DESCRIPTION OF THE TASK >>
Your task is to filter the data below down to the lines holding "this".

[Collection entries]
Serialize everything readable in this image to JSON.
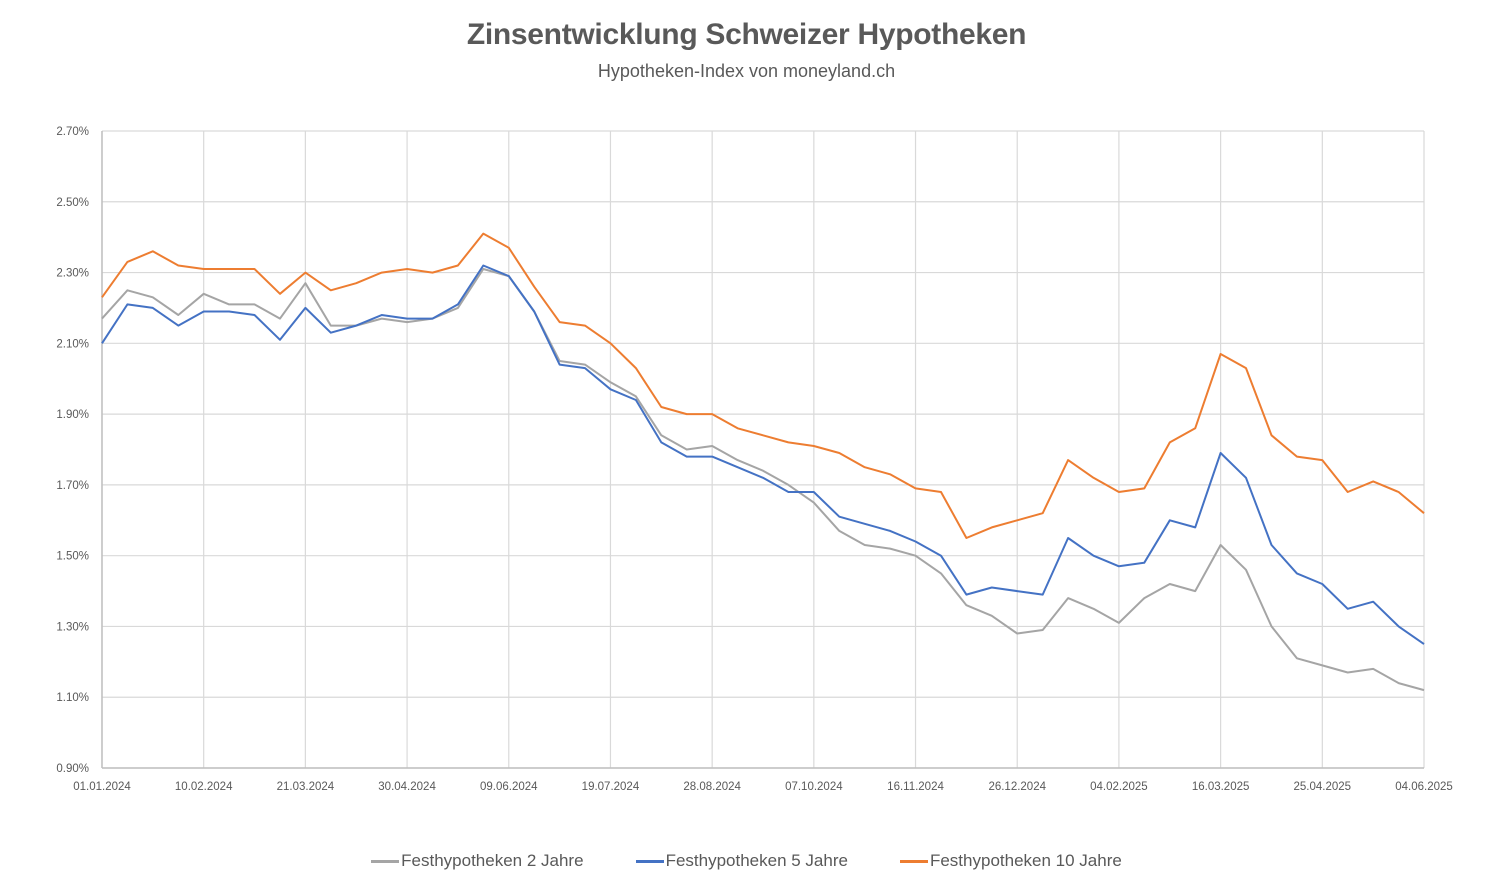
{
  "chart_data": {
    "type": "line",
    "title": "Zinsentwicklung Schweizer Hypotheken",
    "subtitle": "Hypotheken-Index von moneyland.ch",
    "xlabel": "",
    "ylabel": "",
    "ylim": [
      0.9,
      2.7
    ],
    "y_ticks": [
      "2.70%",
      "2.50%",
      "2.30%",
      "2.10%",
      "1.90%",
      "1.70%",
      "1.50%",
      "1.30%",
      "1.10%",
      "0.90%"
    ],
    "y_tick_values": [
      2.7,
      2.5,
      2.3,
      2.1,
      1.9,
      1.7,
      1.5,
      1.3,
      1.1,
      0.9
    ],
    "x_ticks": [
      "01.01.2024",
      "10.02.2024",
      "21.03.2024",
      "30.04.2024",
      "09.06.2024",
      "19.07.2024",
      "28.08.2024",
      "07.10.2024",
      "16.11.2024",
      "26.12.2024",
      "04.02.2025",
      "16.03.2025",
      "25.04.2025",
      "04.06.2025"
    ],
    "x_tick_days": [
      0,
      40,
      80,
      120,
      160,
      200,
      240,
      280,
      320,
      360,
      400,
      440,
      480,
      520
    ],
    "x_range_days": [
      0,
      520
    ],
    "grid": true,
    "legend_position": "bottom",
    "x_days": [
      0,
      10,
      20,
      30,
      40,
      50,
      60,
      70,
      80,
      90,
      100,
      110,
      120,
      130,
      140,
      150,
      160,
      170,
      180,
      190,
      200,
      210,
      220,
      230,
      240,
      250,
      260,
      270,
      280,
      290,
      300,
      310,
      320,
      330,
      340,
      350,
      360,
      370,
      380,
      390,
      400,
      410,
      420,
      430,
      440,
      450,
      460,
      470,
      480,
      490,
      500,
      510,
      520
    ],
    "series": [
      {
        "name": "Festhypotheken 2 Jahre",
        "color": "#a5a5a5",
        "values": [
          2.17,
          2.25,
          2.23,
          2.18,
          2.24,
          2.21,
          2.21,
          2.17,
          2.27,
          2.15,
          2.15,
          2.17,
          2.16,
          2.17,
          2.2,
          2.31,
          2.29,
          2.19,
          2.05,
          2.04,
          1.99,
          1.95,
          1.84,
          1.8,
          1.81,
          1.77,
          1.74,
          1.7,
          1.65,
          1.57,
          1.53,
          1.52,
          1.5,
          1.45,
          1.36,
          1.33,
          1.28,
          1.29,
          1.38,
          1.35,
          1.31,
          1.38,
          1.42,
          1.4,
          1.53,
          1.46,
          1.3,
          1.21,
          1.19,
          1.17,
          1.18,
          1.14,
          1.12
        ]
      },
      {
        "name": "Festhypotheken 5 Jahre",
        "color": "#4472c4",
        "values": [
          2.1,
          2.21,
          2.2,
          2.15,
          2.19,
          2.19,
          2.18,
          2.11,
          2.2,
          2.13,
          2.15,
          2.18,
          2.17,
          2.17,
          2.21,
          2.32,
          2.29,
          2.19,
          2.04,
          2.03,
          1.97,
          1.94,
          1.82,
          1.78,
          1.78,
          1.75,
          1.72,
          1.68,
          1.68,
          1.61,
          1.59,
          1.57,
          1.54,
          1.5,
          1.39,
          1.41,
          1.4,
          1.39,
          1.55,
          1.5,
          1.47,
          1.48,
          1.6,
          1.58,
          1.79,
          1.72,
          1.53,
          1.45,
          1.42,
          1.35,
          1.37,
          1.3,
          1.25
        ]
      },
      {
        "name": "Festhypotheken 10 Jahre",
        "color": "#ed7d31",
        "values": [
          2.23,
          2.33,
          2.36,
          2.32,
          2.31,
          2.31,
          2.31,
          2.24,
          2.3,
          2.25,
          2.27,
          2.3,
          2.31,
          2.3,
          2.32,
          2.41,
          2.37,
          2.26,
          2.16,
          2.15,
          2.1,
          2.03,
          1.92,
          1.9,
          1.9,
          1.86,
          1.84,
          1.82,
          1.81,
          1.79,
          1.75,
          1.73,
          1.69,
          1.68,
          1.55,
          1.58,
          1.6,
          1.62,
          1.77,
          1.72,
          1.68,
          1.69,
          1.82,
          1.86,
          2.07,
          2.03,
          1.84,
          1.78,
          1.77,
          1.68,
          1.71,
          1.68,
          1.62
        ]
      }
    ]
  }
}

--

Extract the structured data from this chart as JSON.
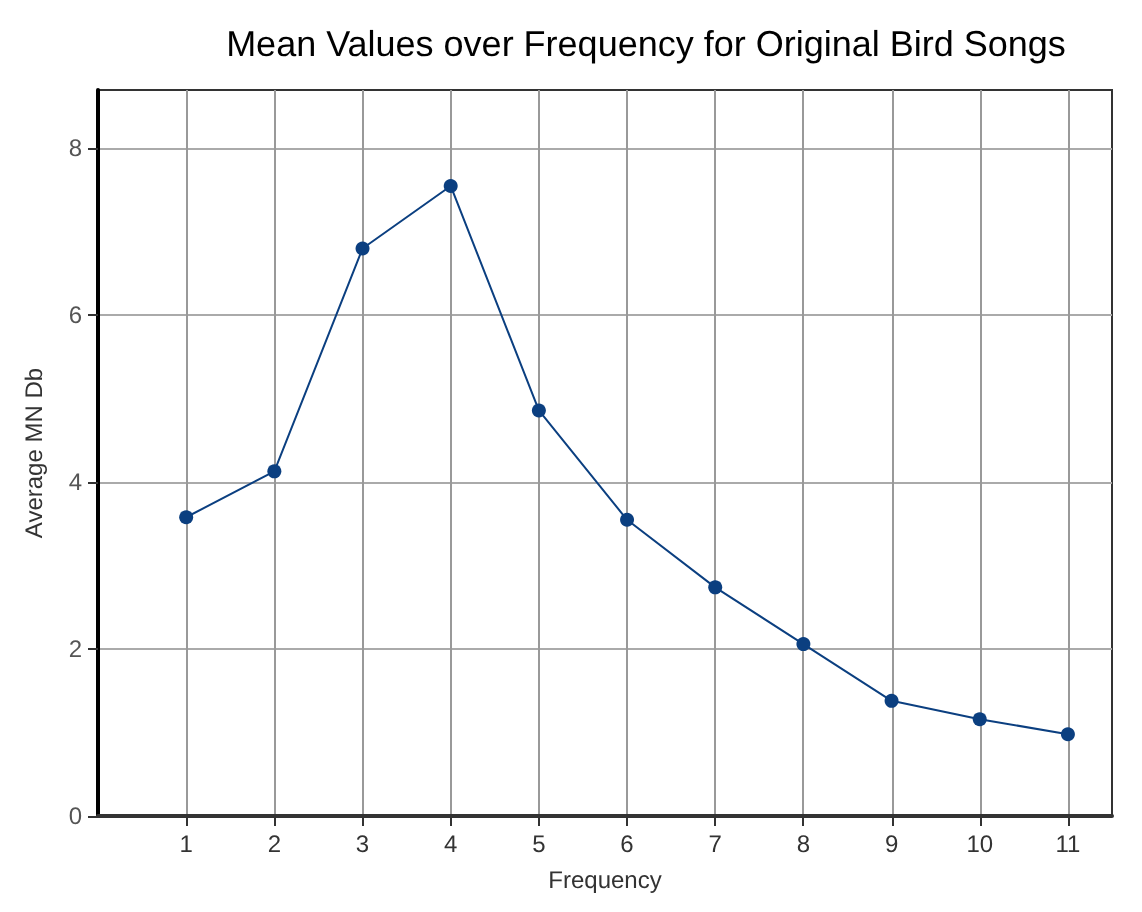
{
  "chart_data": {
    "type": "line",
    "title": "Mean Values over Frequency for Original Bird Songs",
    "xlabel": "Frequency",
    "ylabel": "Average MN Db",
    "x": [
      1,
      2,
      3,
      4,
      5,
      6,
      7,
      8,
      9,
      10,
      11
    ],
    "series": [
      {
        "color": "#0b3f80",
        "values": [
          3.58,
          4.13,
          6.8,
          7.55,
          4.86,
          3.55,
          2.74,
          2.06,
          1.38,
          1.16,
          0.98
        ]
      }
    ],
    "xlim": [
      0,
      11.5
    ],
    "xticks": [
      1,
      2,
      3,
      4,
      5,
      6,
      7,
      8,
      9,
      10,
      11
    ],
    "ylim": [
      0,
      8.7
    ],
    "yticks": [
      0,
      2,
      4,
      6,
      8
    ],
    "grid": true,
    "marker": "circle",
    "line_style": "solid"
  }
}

FINAL RESULT >>
Serialize everything readable in this image to JSON.
Extract the structured data from this chart as JSON.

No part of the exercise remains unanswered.